* GIVEN RECORDS:
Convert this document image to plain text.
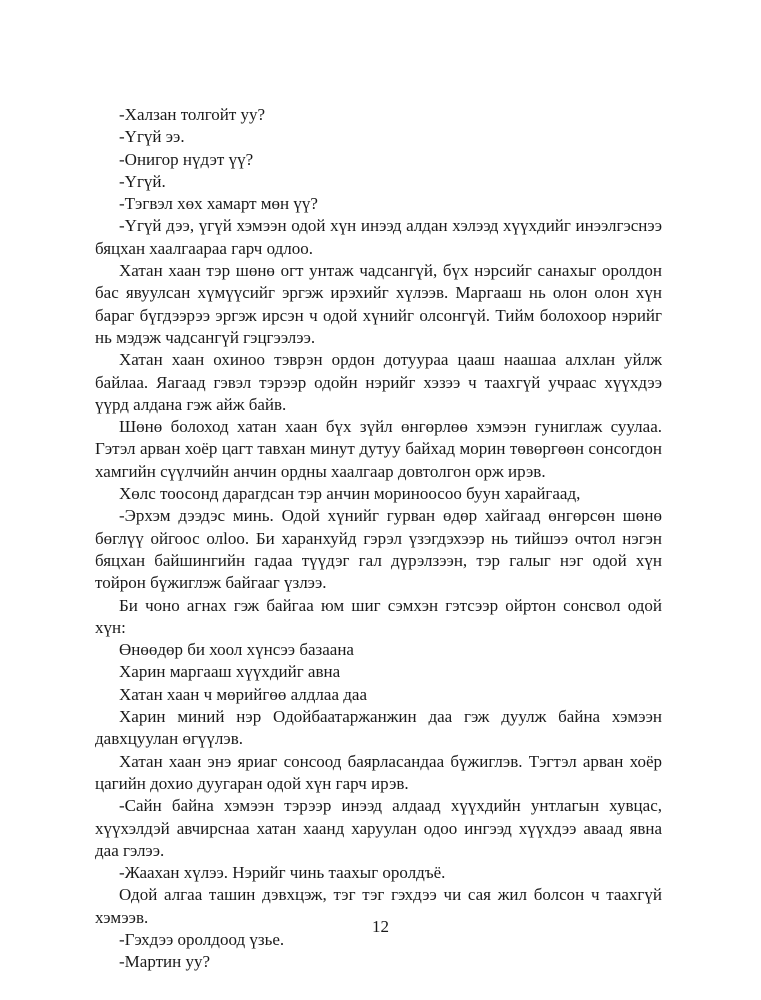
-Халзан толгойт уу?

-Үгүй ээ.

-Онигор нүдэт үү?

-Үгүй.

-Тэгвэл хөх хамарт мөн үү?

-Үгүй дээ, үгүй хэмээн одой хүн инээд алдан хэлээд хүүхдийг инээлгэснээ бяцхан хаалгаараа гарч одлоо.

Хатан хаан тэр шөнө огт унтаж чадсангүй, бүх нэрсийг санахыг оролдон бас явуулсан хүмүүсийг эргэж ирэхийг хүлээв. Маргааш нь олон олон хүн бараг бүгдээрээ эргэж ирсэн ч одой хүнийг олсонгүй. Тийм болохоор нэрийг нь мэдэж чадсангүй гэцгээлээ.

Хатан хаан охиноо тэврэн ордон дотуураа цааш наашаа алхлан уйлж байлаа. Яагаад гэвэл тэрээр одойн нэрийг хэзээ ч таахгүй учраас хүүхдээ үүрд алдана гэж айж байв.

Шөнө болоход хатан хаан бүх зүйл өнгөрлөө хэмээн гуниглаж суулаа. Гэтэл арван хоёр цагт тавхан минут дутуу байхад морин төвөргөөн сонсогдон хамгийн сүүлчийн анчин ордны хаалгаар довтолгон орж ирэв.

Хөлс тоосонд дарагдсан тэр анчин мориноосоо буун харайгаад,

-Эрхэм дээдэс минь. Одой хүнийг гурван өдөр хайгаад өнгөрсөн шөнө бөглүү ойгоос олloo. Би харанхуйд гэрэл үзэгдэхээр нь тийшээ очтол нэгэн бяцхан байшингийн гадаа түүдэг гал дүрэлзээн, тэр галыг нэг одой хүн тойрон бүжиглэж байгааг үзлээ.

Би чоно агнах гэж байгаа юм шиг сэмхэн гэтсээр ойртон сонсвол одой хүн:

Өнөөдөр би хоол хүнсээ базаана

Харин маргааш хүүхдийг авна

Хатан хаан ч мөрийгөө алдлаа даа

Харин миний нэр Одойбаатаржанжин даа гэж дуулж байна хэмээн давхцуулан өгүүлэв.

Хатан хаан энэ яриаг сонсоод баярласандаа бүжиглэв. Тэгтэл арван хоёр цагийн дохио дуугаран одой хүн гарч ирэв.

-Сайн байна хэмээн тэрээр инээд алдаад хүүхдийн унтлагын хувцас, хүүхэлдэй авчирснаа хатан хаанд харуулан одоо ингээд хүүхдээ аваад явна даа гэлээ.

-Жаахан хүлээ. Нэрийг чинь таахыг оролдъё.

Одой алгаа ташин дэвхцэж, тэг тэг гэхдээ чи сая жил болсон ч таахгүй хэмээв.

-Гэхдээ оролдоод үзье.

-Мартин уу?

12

* CHALLENGE: Without the pictures, restate all the entries above exactly.

* OUTPUT BELOW:
Convert this document image to plain text.
-Халзан толгойт уу?

-Үгүй ээ.

-Онигор нүдэт үү?

-Үгүй.

-Тэгвэл хөх хамарт мөн үү?

-Үгүй дээ, үгүй хэмээн одой хүн инээд алдан хэлээд хүүхдийг инээлгэснээ бяцхан хаалгаараа гарч одлоо.

Хатан хаан тэр шөнө огт унтаж чадсангүй, бүх нэрсийг санахыг оролдон бас явуулсан хүмүүсийг эргэж ирэхийг хүлээв. Маргааш нь олон олон хүн бараг бүгдээрээ эргэж ирсэн ч одой хүнийг олсонгүй. Тийм болохоор нэрийг нь мэдэж чадсангүй гэцгээлээ.

Хатан хаан охиноо тэврэн ордон дотуураа цааш наашаа алхлан уйлж байлаа. Яагаад гэвэл тэрээр одойн нэрийг хэзээ ч таахгүй учраас хүүхдээ үүрд алдана гэж айж байв.

Шөнө болоход хатан хаан бүх зүйл өнгөрлөө хэмээн гуниглаж суулаа. Гэтэл арван хоёр цагт тавхан минут дутуу байхад морин төвөргөөн сонсогдон хамгийн сүүлчийн анчин ордны хаалгаар довтолгон орж ирэв.

Хөлс тоосонд дарагдсан тэр анчин мориноосоо буун харайгаад,

-Эрхэм дээдэс минь. Одой хүнийг гурван өдөр хайгаад өнгөрсөн шөнө бөглүү ойгоос олloo. Би харанхуйд гэрэл үзэгдэхээр нь тийшээ очтол нэгэн бяцхан байшингийн гадаа түүдэг гал дүрэлзээн, тэр галыг нэг одой хүн тойрон бүжиглэж байгааг үзлээ.

Би чоно агнах гэж байгаа юм шиг сэмхэн гэтсээр ойртон сонсвол одой хүн:

Өнөөдөр би хоол хүнсээ базаана

Харин маргааш хүүхдийг авна

Хатан хаан ч мөрийгөө алдлаа даа

Харин миний нэр Одойбаатаржанжин даа гэж дуулж байна хэмээн давхцуулан өгүүлэв.

Хатан хаан энэ яриаг сонсоод баярласандаа бүжиглэв. Тэгтэл арван хоёр цагийн дохио дуугаран одой хүн гарч ирэв.

-Сайн байна хэмээн тэрээр инээд алдаад хүүхдийн унтлагын хувцас, хүүхэлдэй авчирснаа хатан хаанд харуулан одоо ингээд хүүхдээ аваад явна даа гэлээ.

-Жаахан хүлээ. Нэрийг чинь таахыг оролдъё.

Одой алгаа ташин дэвхцэж, тэг тэг гэхдээ чи сая жил болсон ч таахгүй хэмээв.

-Гэхдээ оролдоод үзье.

-Мартин уу?

12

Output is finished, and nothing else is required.